■ **WHAT TO PRODUCE**: Write the listing below out again exactly, dropping the images.
== RECORDS PROVIDED ==
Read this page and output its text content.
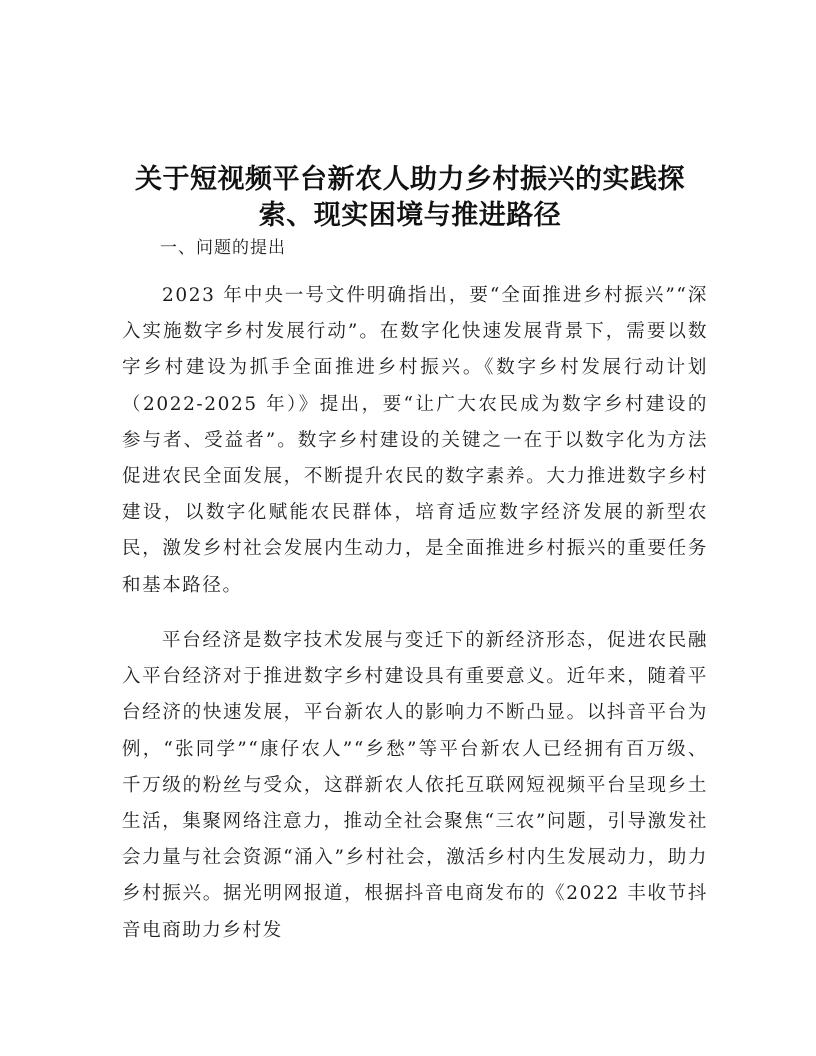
关于短视频平台新农人助力乡村振兴的实践探索、现实困境与推进路径
一、问题的提出

2023 年中央一号文件明确指出，要“全面推进乡村振兴”“深入实施数字乡村发展行动”。在数字化快速发展背景下，需要以数字乡村建设为抓手全面推进乡村振兴。《数字乡村发展行动计划（2022-2025 年）》提出，要“让广大农民成为数字乡村建设的参与者、受益者”。数字乡村建设的关键之一在于以数字化为方法促进农民全面发展，不断提升农民的数字素养。大力推进数字乡村建设，以数字化赋能农民群体，培育适应数字经济发展的新型农民，激发乡村社会发展内生动力，是全面推进乡村振兴的重要任务和基本路径。

平台经济是数字技术发展与变迁下的新经济形态，促进农民融入平台经济对于推进数字乡村建设具有重要意义。近年来，随着平台经济的快速发展，平台新农人的影响力不断凸显。以抖音平台为例，“张同学”“康仔农人”“乡愁”等平台新农人已经拥有百万级、千万级的粉丝与受众，这群新农人依托互联网短视频平台呈现乡土生活，集聚网络注意力，推动全社会聚焦“三农”问题，引导激发社会力量与社会资源“涌入”乡村社会，激活乡村内生发展动力，助力乡村振兴。据光明网报道，根据抖音电商发布的《2022 丰收节抖音电商助力乡村发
===
■ **ANSWER FOR THIS EXERCISE**:
Read this page and output its text content.
关于短视频平台新农人助力乡村振兴的实践探索、现实困境与推进路径
一、问题的提出

2023 年中央一号文件明确指出，要“全面推进乡村振兴”“深入实施数字乡村发展行动”。在数字化快速发展背景下，需要以数字乡村建设为抓手全面推进乡村振兴。《数字乡村发展行动计划（2022-2025 年）》提出，要“让广大农民成为数字乡村建设的参与者、受益者”。数字乡村建设的关键之一在于以数字化为方法促进农民全面发展，不断提升农民的数字素养。大力推进数字乡村建设，以数字化赋能农民群体，培育适应数字经济发展的新型农民，激发乡村社会发展内生动力，是全面推进乡村振兴的重要任务和基本路径。

平台经济是数字技术发展与变迁下的新经济形态，促进农民融入平台经济对于推进数字乡村建设具有重要意义。近年来，随着平台经济的快速发展，平台新农人的影响力不断凸显。以抖音平台为例，“张同学”“康仔农人”“乡愁”等平台新农人已经拥有百万级、千万级的粉丝与受众，这群新农人依托互联网短视频平台呈现乡土生活，集聚网络注意力，推动全社会聚焦“三农”问题，引导激发社会力量与社会资源“涌入”乡村社会，激活乡村内生发展动力，助力乡村振兴。据光明网报道，根据抖音电商发布的《2022 丰收节抖音电商助力乡村发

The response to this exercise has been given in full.